GOAL
Locate every line in the records below that holds the word "type" and return each one.

MATERIAL FOR THIS TASK
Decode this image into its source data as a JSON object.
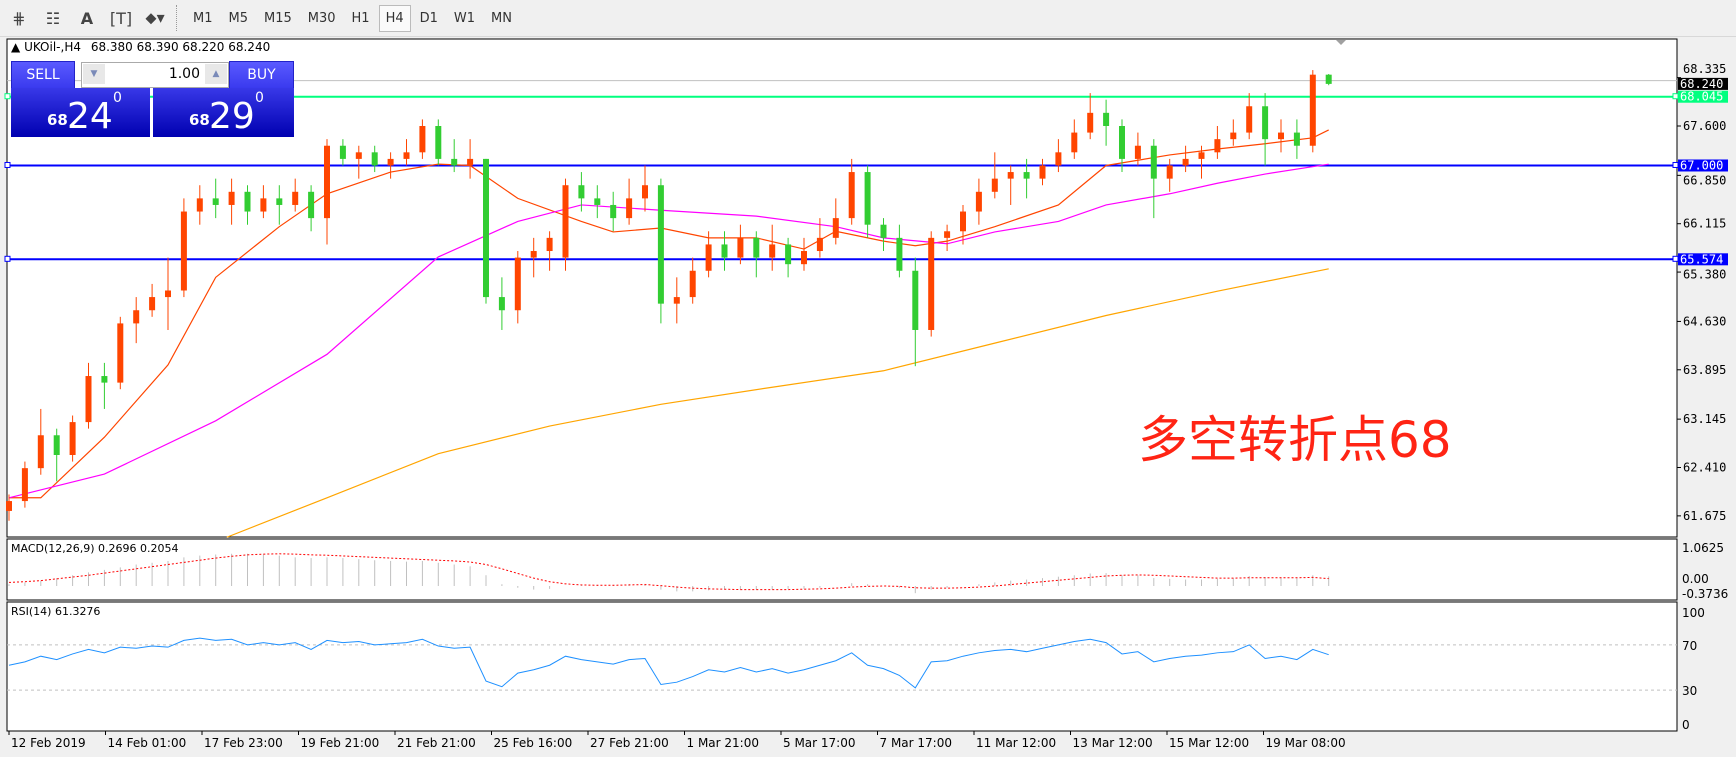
{
  "toolbar": {
    "icons": [
      "elliott-wave-icon",
      "fibonacci-icon",
      "text-icon",
      "text-label-icon",
      "arrows-icon"
    ],
    "timeframes": [
      "M1",
      "M5",
      "M15",
      "M30",
      "H1",
      "H4",
      "D1",
      "W1",
      "MN"
    ],
    "active_timeframe": "H4"
  },
  "header": {
    "symbol": "UKOil-,H4",
    "ohlc": "68.380 68.390 68.220 68.240"
  },
  "trade_panel": {
    "sell_label": "SELL",
    "buy_label": "BUY",
    "lot": "1.00",
    "sell_price": {
      "prefix": "68",
      "big": "24",
      "sup": "0"
    },
    "buy_price": {
      "prefix": "68",
      "big": "29",
      "sup": "0"
    }
  },
  "annotation": "多空转折点68",
  "colors": {
    "bull": "#ff4500",
    "bear": "#32cd32",
    "ma_fast": "#ff4500",
    "ma_mid": "#ff00ff",
    "ma_slow": "#ffa500",
    "level_line": "#0000ff",
    "green_line": "#00ff7f",
    "rsi": "#1e90ff",
    "macd_signal": "#ff0000",
    "macd_hist": "#c0c0c0",
    "text_red": "#ff2414"
  },
  "chart_data": [
    {
      "type": "candlestick",
      "title": "UKOil-,H4",
      "ylim": [
        61.4,
        68.5
      ],
      "price_ticks": [
        "68.335",
        "67.600",
        "66.850",
        "66.115",
        "65.380",
        "64.630",
        "63.895",
        "63.145",
        "62.410",
        "61.675"
      ],
      "time_labels": [
        "12 Feb 2019",
        "14 Feb 01:00",
        "17 Feb 23:00",
        "19 Feb 21:00",
        "21 Feb 21:00",
        "25 Feb 16:00",
        "27 Feb 21:00",
        "1 Mar 21:00",
        "5 Mar 17:00",
        "7 Mar 17:00",
        "11 Mar 12:00",
        "13 Mar 12:00",
        "15 Mar 12:00",
        "19 Mar 08:00"
      ],
      "ohlc": [
        [
          61.75,
          62.0,
          61.6,
          61.9
        ],
        [
          61.9,
          62.5,
          61.8,
          62.4
        ],
        [
          62.4,
          63.3,
          62.3,
          62.9
        ],
        [
          62.9,
          63.0,
          62.2,
          62.6
        ],
        [
          62.6,
          63.2,
          62.5,
          63.1
        ],
        [
          63.1,
          64.0,
          63.0,
          63.8
        ],
        [
          63.8,
          64.0,
          63.3,
          63.7
        ],
        [
          63.7,
          64.7,
          63.6,
          64.6
        ],
        [
          64.6,
          65.0,
          64.3,
          64.8
        ],
        [
          64.8,
          65.2,
          64.7,
          65.0
        ],
        [
          65.0,
          65.6,
          64.5,
          65.1
        ],
        [
          65.1,
          66.5,
          65.0,
          66.3
        ],
        [
          66.3,
          66.7,
          66.1,
          66.5
        ],
        [
          66.5,
          66.8,
          66.2,
          66.4
        ],
        [
          66.4,
          66.8,
          66.1,
          66.6
        ],
        [
          66.6,
          66.7,
          66.1,
          66.3
        ],
        [
          66.3,
          66.7,
          66.2,
          66.5
        ],
        [
          66.5,
          66.7,
          66.1,
          66.4
        ],
        [
          66.4,
          66.8,
          66.3,
          66.6
        ],
        [
          66.6,
          66.7,
          66.0,
          66.2
        ],
        [
          66.2,
          67.4,
          65.8,
          67.3
        ],
        [
          67.3,
          67.4,
          67.0,
          67.1
        ],
        [
          67.1,
          67.3,
          66.8,
          67.2
        ],
        [
          67.2,
          67.3,
          66.9,
          67.0
        ],
        [
          67.0,
          67.2,
          66.8,
          67.1
        ],
        [
          67.1,
          67.4,
          67.0,
          67.2
        ],
        [
          67.2,
          67.7,
          67.1,
          67.6
        ],
        [
          67.6,
          67.7,
          67.0,
          67.1
        ],
        [
          67.1,
          67.4,
          66.9,
          67.0
        ],
        [
          67.0,
          67.4,
          66.8,
          67.1
        ],
        [
          67.1,
          67.1,
          64.9,
          65.0
        ],
        [
          65.0,
          65.3,
          64.5,
          64.8
        ],
        [
          64.8,
          65.7,
          64.6,
          65.6
        ],
        [
          65.6,
          65.9,
          65.3,
          65.7
        ],
        [
          65.7,
          66.0,
          65.4,
          65.9
        ],
        [
          65.6,
          66.8,
          65.4,
          66.7
        ],
        [
          66.7,
          66.9,
          66.3,
          66.5
        ],
        [
          66.5,
          66.7,
          66.2,
          66.4
        ],
        [
          66.4,
          66.6,
          66.0,
          66.2
        ],
        [
          66.2,
          66.8,
          66.1,
          66.5
        ],
        [
          66.5,
          67.0,
          66.3,
          66.7
        ],
        [
          66.7,
          66.8,
          64.6,
          64.9
        ],
        [
          64.9,
          65.3,
          64.6,
          65.0
        ],
        [
          65.0,
          65.6,
          64.9,
          65.4
        ],
        [
          65.4,
          66.0,
          65.3,
          65.8
        ],
        [
          65.8,
          66.0,
          65.4,
          65.6
        ],
        [
          65.6,
          66.1,
          65.5,
          65.9
        ],
        [
          65.9,
          66.0,
          65.3,
          65.6
        ],
        [
          65.6,
          66.1,
          65.4,
          65.8
        ],
        [
          65.8,
          65.9,
          65.3,
          65.5
        ],
        [
          65.5,
          65.9,
          65.4,
          65.7
        ],
        [
          65.7,
          66.2,
          65.6,
          65.9
        ],
        [
          65.9,
          66.5,
          65.8,
          66.2
        ],
        [
          66.2,
          67.1,
          66.1,
          66.9
        ],
        [
          66.9,
          67.0,
          65.9,
          66.1
        ],
        [
          66.1,
          66.2,
          65.7,
          65.9
        ],
        [
          65.9,
          66.1,
          65.3,
          65.4
        ],
        [
          65.4,
          65.6,
          63.95,
          64.5
        ],
        [
          64.5,
          66.0,
          64.4,
          65.9
        ],
        [
          65.9,
          66.1,
          65.7,
          66.0
        ],
        [
          66.0,
          66.4,
          65.8,
          66.3
        ],
        [
          66.3,
          66.8,
          66.1,
          66.6
        ],
        [
          66.6,
          67.2,
          66.5,
          66.8
        ],
        [
          66.8,
          67.0,
          66.4,
          66.9
        ],
        [
          66.9,
          67.1,
          66.5,
          66.8
        ],
        [
          66.8,
          67.1,
          66.7,
          67.0
        ],
        [
          67.0,
          67.4,
          66.9,
          67.2
        ],
        [
          67.2,
          67.7,
          67.1,
          67.5
        ],
        [
          67.5,
          68.1,
          67.4,
          67.8
        ],
        [
          67.8,
          68.0,
          67.3,
          67.6
        ],
        [
          67.6,
          67.7,
          66.9,
          67.1
        ],
        [
          67.1,
          67.5,
          67.0,
          67.3
        ],
        [
          67.3,
          67.4,
          66.2,
          66.8
        ],
        [
          66.8,
          67.1,
          66.6,
          67.0
        ],
        [
          67.0,
          67.3,
          66.9,
          67.1
        ],
        [
          67.1,
          67.3,
          66.8,
          67.2
        ],
        [
          67.2,
          67.6,
          67.1,
          67.4
        ],
        [
          67.4,
          67.7,
          67.3,
          67.5
        ],
        [
          67.5,
          68.1,
          67.4,
          67.9
        ],
        [
          67.9,
          68.1,
          67.0,
          67.4
        ],
        [
          67.4,
          67.7,
          67.2,
          67.5
        ],
        [
          67.5,
          67.7,
          67.1,
          67.3
        ],
        [
          67.3,
          68.45,
          67.2,
          68.38
        ],
        [
          68.38,
          68.39,
          68.22,
          68.24
        ]
      ],
      "moving_averages": [
        {
          "color_key": "ma_fast",
          "points": [
            [
              0,
              61.95
            ],
            [
              2,
              61.95
            ],
            [
              6,
              62.87
            ],
            [
              10,
              63.97
            ],
            [
              13,
              65.3
            ],
            [
              17,
              66.07
            ],
            [
              20,
              66.57
            ],
            [
              24,
              66.9
            ],
            [
              27,
              67.02
            ],
            [
              29,
              67.0
            ],
            [
              32,
              66.5
            ],
            [
              36,
              66.15
            ],
            [
              38,
              65.99
            ],
            [
              41,
              66.05
            ],
            [
              44,
              65.9
            ],
            [
              47,
              65.9
            ],
            [
              50,
              65.73
            ],
            [
              52,
              66.0
            ],
            [
              55,
              65.85
            ],
            [
              57,
              65.78
            ],
            [
              59,
              65.85
            ],
            [
              62,
              66.07
            ],
            [
              66,
              66.4
            ],
            [
              69,
              67.0
            ],
            [
              73,
              67.16
            ],
            [
              76,
              67.25
            ],
            [
              79,
              67.33
            ],
            [
              82,
              67.42
            ],
            [
              83,
              67.54
            ]
          ]
        },
        {
          "color_key": "ma_mid",
          "points": [
            [
              0,
              61.95
            ],
            [
              6,
              62.31
            ],
            [
              13,
              63.12
            ],
            [
              20,
              64.13
            ],
            [
              27,
              65.61
            ],
            [
              32,
              66.15
            ],
            [
              36,
              66.4
            ],
            [
              41,
              66.32
            ],
            [
              47,
              66.23
            ],
            [
              52,
              66.07
            ],
            [
              55,
              65.9
            ],
            [
              59,
              65.81
            ],
            [
              62,
              65.99
            ],
            [
              66,
              66.15
            ],
            [
              69,
              66.4
            ],
            [
              73,
              66.57
            ],
            [
              76,
              66.73
            ],
            [
              79,
              66.87
            ],
            [
              83,
              67.02
            ]
          ]
        },
        {
          "color_key": "ma_slow",
          "points": [
            [
              13.7,
              61.35
            ],
            [
              20,
              61.95
            ],
            [
              27,
              62.62
            ],
            [
              34,
              63.04
            ],
            [
              41,
              63.37
            ],
            [
              48,
              63.63
            ],
            [
              55,
              63.88
            ],
            [
              62,
              64.3
            ],
            [
              69,
              64.72
            ],
            [
              76,
              65.09
            ],
            [
              83,
              65.43
            ]
          ]
        }
      ],
      "horizontal_lines": [
        {
          "price": 68.045,
          "label": "68.045",
          "color_key": "green_line"
        },
        {
          "price": 67.0,
          "label": "67.000",
          "color_key": "level_line"
        },
        {
          "price": 65.574,
          "label": "65.574",
          "color_key": "level_line"
        }
      ],
      "ask_line": 68.29,
      "last_price": "68.240"
    },
    {
      "type": "bar",
      "title": "MACD(12,26,9) 0.2696 0.2054",
      "ticks": [
        "1.0625",
        "0.00",
        "-0.3736"
      ],
      "ylim": [
        -0.3736,
        1.0625
      ],
      "histogram": [
        0.05,
        0.1,
        0.15,
        0.22,
        0.3,
        0.38,
        0.45,
        0.52,
        0.6,
        0.65,
        0.7,
        0.8,
        0.85,
        0.88,
        0.9,
        0.9,
        0.88,
        0.85,
        0.8,
        0.78,
        0.8,
        0.78,
        0.75,
        0.72,
        0.7,
        0.68,
        0.7,
        0.65,
        0.6,
        0.55,
        0.3,
        0.05,
        -0.05,
        -0.1,
        -0.08,
        0.0,
        0.02,
        0.03,
        0.02,
        0.05,
        0.06,
        -0.1,
        -0.15,
        -0.15,
        -0.12,
        -0.1,
        -0.1,
        -0.1,
        -0.1,
        -0.08,
        -0.08,
        -0.05,
        0.0,
        0.08,
        0.05,
        0.0,
        -0.05,
        -0.2,
        -0.1,
        -0.05,
        0.0,
        0.05,
        0.1,
        0.15,
        0.18,
        0.22,
        0.26,
        0.3,
        0.35,
        0.36,
        0.3,
        0.3,
        0.22,
        0.2,
        0.18,
        0.18,
        0.2,
        0.22,
        0.28,
        0.25,
        0.24,
        0.22,
        0.3,
        0.2696
      ],
      "signal": [
        0.1,
        0.12,
        0.15,
        0.2,
        0.25,
        0.3,
        0.36,
        0.42,
        0.48,
        0.54,
        0.6,
        0.66,
        0.72,
        0.78,
        0.83,
        0.87,
        0.89,
        0.9,
        0.89,
        0.87,
        0.86,
        0.84,
        0.82,
        0.8,
        0.78,
        0.76,
        0.74,
        0.72,
        0.7,
        0.67,
        0.6,
        0.48,
        0.35,
        0.22,
        0.12,
        0.06,
        0.03,
        0.02,
        0.02,
        0.03,
        0.04,
        0.01,
        -0.03,
        -0.06,
        -0.08,
        -0.09,
        -0.1,
        -0.1,
        -0.1,
        -0.1,
        -0.09,
        -0.08,
        -0.06,
        -0.03,
        -0.01,
        0.0,
        -0.01,
        -0.05,
        -0.06,
        -0.06,
        -0.05,
        -0.03,
        0.0,
        0.04,
        0.08,
        0.12,
        0.16,
        0.2,
        0.24,
        0.28,
        0.3,
        0.31,
        0.3,
        0.28,
        0.26,
        0.24,
        0.22,
        0.22,
        0.23,
        0.23,
        0.23,
        0.23,
        0.24,
        0.2054
      ]
    },
    {
      "type": "line",
      "title": "RSI(14) 61.3276",
      "ticks": [
        "100",
        "70",
        "30",
        "0"
      ],
      "ylim": [
        0,
        100
      ],
      "levels": [
        70,
        30
      ],
      "values": [
        52,
        55,
        60,
        57,
        62,
        66,
        63,
        68,
        67,
        69,
        68,
        74,
        76,
        74,
        75,
        70,
        72,
        70,
        72,
        66,
        74,
        72,
        73,
        70,
        71,
        72,
        75,
        69,
        67,
        68,
        38,
        33,
        45,
        48,
        52,
        60,
        57,
        55,
        53,
        57,
        58,
        35,
        37,
        42,
        48,
        46,
        50,
        46,
        49,
        45,
        48,
        52,
        56,
        63,
        52,
        49,
        43,
        32,
        55,
        56,
        60,
        63,
        65,
        66,
        64,
        67,
        70,
        73,
        75,
        72,
        62,
        64,
        55,
        58,
        60,
        61,
        63,
        64,
        70,
        58,
        60,
        57,
        66,
        61.33
      ]
    }
  ]
}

EXERCISE RESULT
      "type": "candlestick",
      "type": "bar",
      "type": "line",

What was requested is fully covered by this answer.